*GIVEN INFORMATION*

⁂

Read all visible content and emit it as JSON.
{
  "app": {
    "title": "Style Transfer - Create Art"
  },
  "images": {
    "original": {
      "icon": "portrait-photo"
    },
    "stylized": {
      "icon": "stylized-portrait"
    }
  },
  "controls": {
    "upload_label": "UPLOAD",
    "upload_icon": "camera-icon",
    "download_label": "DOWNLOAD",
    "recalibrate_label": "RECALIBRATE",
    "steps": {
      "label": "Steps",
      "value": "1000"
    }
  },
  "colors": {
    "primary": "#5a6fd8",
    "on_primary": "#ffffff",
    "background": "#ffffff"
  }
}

⁂

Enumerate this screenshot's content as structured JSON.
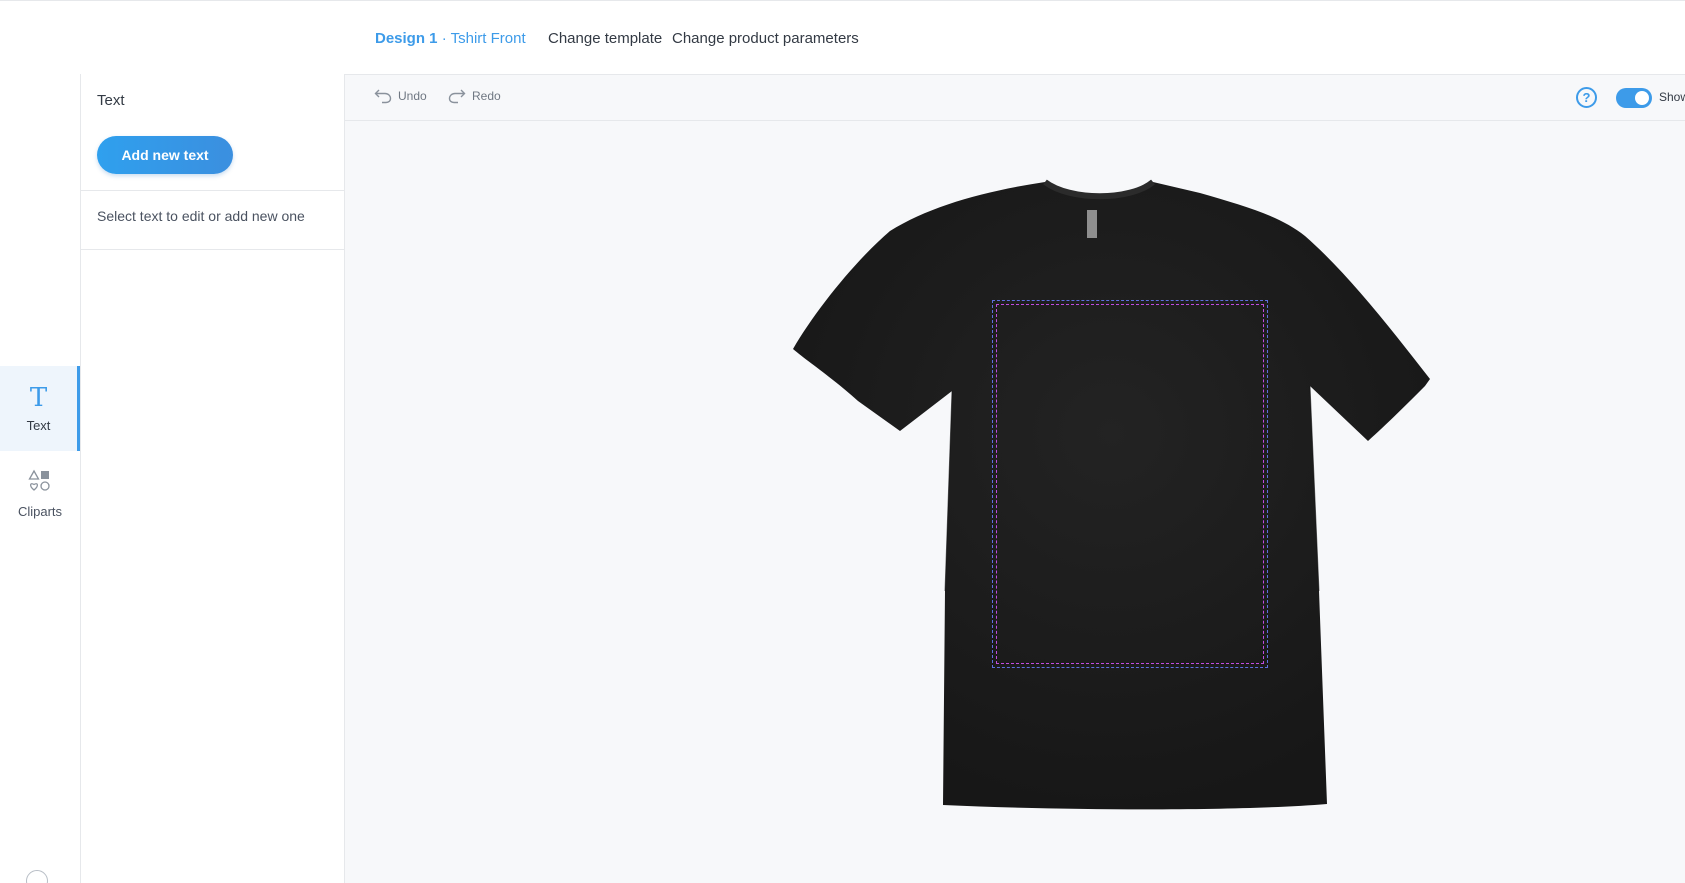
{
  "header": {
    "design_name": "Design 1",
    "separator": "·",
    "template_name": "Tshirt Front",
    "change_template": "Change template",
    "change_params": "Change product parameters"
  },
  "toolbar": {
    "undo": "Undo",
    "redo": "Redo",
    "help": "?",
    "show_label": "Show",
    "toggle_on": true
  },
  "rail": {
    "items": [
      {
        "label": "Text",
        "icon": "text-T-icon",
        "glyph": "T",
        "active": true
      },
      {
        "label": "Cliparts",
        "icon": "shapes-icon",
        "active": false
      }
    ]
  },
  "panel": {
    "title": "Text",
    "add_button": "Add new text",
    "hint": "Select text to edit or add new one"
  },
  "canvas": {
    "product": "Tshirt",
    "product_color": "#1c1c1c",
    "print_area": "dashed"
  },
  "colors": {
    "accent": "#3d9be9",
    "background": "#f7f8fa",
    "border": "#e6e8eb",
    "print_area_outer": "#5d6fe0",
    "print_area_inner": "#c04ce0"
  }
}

⁂

*SHORT PROBLEM*
Which lines of the data above contain "ffffff"? Copy each one.

*WRITTEN ANSWER*
    "on_primary": "#ffffff",
    "background": "#ffffff"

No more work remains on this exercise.